• **Work to be completed**:
Search the material for the string "this", then return every line where it is found.

—————

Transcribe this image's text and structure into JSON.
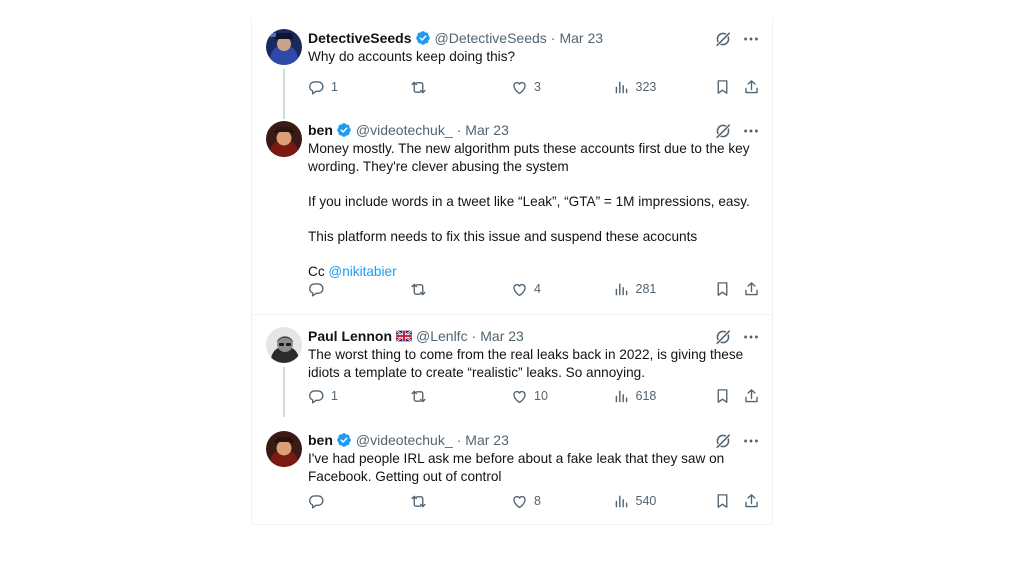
{
  "tweets": [
    {
      "name": "DetectiveSeeds",
      "handle": "@DetectiveSeeds",
      "date": "Mar 23",
      "verified": true,
      "lines": [
        "Why do accounts keep doing this?"
      ],
      "replies": "1",
      "retweets": "",
      "likes": "3",
      "views": "323"
    },
    {
      "name": "ben",
      "handle": "@videotechuk_",
      "date": "Mar 23",
      "verified": true,
      "lines": [
        "Money mostly. The new algorithm puts these accounts first due to the key",
        "wording. They're clever abusing the system",
        "If you include words in a tweet like “Leak”, “GTA” = 1M impressions, easy.",
        "This platform needs to fix this issue and suspend these acocunts",
        "Cc "
      ],
      "mention": "@nikitabier",
      "replies": "",
      "retweets": "",
      "likes": "4",
      "views": "281"
    },
    {
      "name": "Paul Lennon",
      "handle": "@Lenlfc",
      "date": "Mar 23",
      "verified": false,
      "flag": "uk-flag",
      "lines": [
        "The worst thing to come from the real leaks back in 2022, is giving these",
        "idiots a template to create “realistic” leaks. So annoying."
      ],
      "replies": "1",
      "retweets": "",
      "likes": "10",
      "views": "618"
    },
    {
      "name": "ben",
      "handle": "@videotechuk_",
      "date": "Mar 23",
      "verified": true,
      "lines": [
        "I've had people IRL ask me before about a fake leak that they saw on",
        "Facebook. Getting out of control"
      ],
      "replies": "",
      "retweets": "",
      "likes": "8",
      "views": "540"
    }
  ],
  "separator": "·",
  "colors": {
    "accent": "#1d9bf0",
    "secondary_text": "#536471",
    "border": "#eff3f4"
  },
  "icons": [
    "verified-badge-icon",
    "grok-icon",
    "more-icon",
    "reply-icon",
    "retweet-icon",
    "like-icon",
    "views-icon",
    "bookmark-icon",
    "share-icon"
  ]
}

—————

• **Solved exercise**:
Transcribe this image's text and structure into JSON.
        "Why do accounts keep doing this?"
        "This platform needs to fix this issue and suspend these acocunts",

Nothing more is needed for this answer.